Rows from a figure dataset
•••

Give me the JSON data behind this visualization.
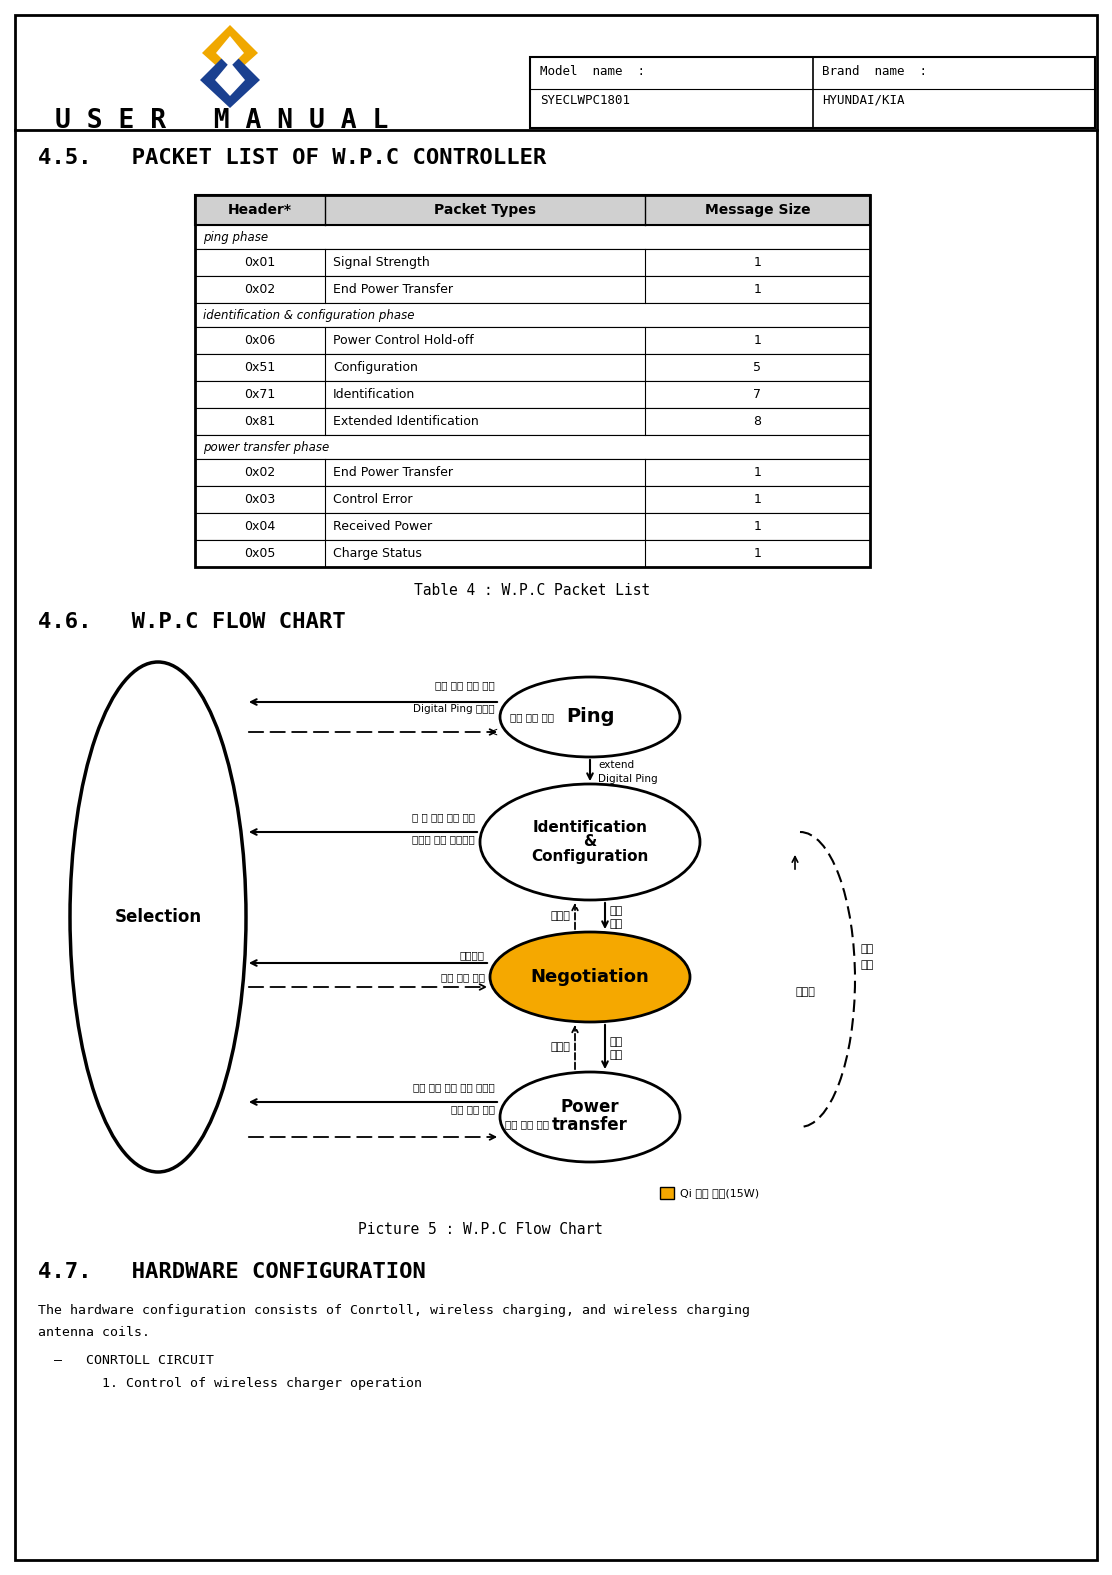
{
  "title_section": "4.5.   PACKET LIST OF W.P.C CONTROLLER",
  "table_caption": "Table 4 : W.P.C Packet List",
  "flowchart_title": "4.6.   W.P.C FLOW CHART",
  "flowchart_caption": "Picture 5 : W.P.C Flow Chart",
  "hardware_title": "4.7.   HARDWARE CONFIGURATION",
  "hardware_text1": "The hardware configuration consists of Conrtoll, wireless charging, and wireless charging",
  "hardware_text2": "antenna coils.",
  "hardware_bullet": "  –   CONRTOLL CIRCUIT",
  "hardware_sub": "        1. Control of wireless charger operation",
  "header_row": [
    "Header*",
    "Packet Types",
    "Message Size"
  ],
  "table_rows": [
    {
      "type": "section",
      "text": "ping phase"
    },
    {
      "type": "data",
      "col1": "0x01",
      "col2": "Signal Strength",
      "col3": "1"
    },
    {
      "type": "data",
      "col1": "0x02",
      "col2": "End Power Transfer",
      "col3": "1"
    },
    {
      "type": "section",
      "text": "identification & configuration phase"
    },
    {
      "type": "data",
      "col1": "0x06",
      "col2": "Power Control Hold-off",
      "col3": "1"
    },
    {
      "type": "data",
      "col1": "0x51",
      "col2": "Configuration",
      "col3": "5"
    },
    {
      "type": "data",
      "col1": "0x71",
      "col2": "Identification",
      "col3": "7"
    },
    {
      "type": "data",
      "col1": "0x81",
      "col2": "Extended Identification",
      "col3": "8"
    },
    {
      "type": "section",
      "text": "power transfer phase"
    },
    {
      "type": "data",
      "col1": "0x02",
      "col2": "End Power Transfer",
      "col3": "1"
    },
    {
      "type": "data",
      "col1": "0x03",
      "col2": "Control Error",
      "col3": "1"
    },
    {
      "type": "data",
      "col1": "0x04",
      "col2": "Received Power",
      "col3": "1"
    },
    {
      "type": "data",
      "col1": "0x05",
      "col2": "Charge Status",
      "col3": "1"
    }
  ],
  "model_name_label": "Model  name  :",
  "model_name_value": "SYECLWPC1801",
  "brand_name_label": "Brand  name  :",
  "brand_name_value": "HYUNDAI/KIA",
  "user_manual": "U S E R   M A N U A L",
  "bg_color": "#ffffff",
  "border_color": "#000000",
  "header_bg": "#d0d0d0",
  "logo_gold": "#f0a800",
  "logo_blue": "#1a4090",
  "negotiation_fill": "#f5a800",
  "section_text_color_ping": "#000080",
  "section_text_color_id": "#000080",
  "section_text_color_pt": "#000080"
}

•••

• **REQUIRED TASK**:
Using the material above, return every line exactly as it appears, minus the pictures.

• **COMPLETE ANSWER**:
Give me the JSON data behind this visualization.
{
  "title_section": "4.5.   PACKET LIST OF W.P.C CONTROLLER",
  "table_caption": "Table 4 : W.P.C Packet List",
  "flowchart_title": "4.6.   W.P.C FLOW CHART",
  "flowchart_caption": "Picture 5 : W.P.C Flow Chart",
  "hardware_title": "4.7.   HARDWARE CONFIGURATION",
  "hardware_text1": "The hardware configuration consists of Conrtoll, wireless charging, and wireless charging",
  "hardware_text2": "antenna coils.",
  "hardware_bullet": "  –   CONRTOLL CIRCUIT",
  "hardware_sub": "        1. Control of wireless charger operation",
  "header_row": [
    "Header*",
    "Packet Types",
    "Message Size"
  ],
  "table_rows": [
    {
      "type": "section",
      "text": "ping phase"
    },
    {
      "type": "data",
      "col1": "0x01",
      "col2": "Signal Strength",
      "col3": "1"
    },
    {
      "type": "data",
      "col1": "0x02",
      "col2": "End Power Transfer",
      "col3": "1"
    },
    {
      "type": "section",
      "text": "identification & configuration phase"
    },
    {
      "type": "data",
      "col1": "0x06",
      "col2": "Power Control Hold-off",
      "col3": "1"
    },
    {
      "type": "data",
      "col1": "0x51",
      "col2": "Configuration",
      "col3": "5"
    },
    {
      "type": "data",
      "col1": "0x71",
      "col2": "Identification",
      "col3": "7"
    },
    {
      "type": "data",
      "col1": "0x81",
      "col2": "Extended Identification",
      "col3": "8"
    },
    {
      "type": "section",
      "text": "power transfer phase"
    },
    {
      "type": "data",
      "col1": "0x02",
      "col2": "End Power Transfer",
      "col3": "1"
    },
    {
      "type": "data",
      "col1": "0x03",
      "col2": "Control Error",
      "col3": "1"
    },
    {
      "type": "data",
      "col1": "0x04",
      "col2": "Received Power",
      "col3": "1"
    },
    {
      "type": "data",
      "col1": "0x05",
      "col2": "Charge Status",
      "col3": "1"
    }
  ],
  "model_name_label": "Model  name  :",
  "model_name_value": "SYECLWPC1801",
  "brand_name_label": "Brand  name  :",
  "brand_name_value": "HYUNDAI/KIA",
  "user_manual": "U S E R   M A N U A L",
  "bg_color": "#ffffff",
  "border_color": "#000000",
  "header_bg": "#d0d0d0",
  "logo_gold": "#f0a800",
  "logo_blue": "#1a4090",
  "negotiation_fill": "#f5a800",
  "section_text_color_ping": "#000080",
  "section_text_color_id": "#000080",
  "section_text_color_pt": "#000080"
}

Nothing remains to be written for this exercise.